Instructions to follow: Scan the data below for the string "ZnOx". Copy every line where it appears.

[Stored items]

+-------+

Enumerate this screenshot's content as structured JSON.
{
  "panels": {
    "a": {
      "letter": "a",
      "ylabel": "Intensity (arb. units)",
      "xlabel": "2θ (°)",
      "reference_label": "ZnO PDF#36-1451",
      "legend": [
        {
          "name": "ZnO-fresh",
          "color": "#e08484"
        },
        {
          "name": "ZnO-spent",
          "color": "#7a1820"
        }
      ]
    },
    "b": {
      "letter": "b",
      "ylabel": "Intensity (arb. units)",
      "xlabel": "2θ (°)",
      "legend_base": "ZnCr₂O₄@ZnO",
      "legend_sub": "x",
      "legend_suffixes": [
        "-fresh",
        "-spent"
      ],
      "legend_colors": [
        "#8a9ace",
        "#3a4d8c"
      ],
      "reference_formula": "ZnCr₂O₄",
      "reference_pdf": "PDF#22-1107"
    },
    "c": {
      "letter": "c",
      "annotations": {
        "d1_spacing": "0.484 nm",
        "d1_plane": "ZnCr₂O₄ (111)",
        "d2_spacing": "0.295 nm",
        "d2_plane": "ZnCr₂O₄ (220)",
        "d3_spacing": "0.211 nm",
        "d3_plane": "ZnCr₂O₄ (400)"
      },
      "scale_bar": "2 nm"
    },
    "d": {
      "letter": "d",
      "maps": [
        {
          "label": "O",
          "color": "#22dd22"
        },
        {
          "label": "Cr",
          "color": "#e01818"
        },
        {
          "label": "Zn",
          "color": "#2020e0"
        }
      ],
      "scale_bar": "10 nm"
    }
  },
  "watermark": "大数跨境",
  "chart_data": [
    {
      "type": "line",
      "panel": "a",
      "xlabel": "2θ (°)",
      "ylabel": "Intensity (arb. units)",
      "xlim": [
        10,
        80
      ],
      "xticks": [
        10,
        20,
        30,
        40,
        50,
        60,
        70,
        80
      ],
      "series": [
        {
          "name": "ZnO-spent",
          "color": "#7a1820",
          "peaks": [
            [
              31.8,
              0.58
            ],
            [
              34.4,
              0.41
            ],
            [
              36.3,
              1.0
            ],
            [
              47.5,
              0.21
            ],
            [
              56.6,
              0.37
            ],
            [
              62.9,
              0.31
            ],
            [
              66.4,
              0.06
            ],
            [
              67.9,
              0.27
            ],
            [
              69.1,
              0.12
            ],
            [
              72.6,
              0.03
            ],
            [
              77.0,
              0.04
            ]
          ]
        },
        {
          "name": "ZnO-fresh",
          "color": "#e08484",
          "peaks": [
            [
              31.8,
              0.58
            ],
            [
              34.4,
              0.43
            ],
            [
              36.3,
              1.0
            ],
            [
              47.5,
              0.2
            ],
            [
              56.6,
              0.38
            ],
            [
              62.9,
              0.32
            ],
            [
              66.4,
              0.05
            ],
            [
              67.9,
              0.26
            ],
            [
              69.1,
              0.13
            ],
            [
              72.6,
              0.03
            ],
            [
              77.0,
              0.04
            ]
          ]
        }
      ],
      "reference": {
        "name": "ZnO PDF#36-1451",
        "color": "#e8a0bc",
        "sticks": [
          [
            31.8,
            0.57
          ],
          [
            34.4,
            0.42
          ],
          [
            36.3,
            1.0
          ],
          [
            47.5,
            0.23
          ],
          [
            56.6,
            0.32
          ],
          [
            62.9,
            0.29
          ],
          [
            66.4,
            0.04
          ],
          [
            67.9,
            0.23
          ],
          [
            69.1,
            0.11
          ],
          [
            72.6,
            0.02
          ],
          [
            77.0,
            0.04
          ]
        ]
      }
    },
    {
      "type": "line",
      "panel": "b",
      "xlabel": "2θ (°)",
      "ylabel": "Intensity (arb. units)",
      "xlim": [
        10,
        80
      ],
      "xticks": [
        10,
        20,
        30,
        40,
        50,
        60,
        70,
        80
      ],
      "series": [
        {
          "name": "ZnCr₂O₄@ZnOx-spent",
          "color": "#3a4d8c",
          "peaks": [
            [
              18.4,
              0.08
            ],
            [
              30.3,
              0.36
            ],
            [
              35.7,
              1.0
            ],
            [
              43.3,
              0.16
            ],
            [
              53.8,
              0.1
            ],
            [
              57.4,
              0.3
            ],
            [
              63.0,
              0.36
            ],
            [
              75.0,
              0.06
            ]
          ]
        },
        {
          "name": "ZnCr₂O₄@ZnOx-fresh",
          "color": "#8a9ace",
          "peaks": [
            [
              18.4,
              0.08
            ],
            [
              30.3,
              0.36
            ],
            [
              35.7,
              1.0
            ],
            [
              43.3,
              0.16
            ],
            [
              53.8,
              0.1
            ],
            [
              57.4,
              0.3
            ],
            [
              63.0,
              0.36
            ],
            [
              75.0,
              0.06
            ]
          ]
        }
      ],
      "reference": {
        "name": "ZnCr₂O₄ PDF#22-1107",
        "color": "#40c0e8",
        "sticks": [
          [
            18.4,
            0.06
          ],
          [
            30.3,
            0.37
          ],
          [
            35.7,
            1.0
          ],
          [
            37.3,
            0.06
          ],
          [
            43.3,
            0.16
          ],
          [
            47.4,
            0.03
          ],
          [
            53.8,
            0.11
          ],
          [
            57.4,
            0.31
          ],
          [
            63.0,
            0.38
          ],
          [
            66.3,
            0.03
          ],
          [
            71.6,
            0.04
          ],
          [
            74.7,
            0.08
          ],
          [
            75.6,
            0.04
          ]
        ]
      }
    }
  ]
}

+-------+

Written answer:
          "name": "ZnCr₂O₄@ZnOx-spent",
          "name": "ZnCr₂O₄@ZnOx-fresh",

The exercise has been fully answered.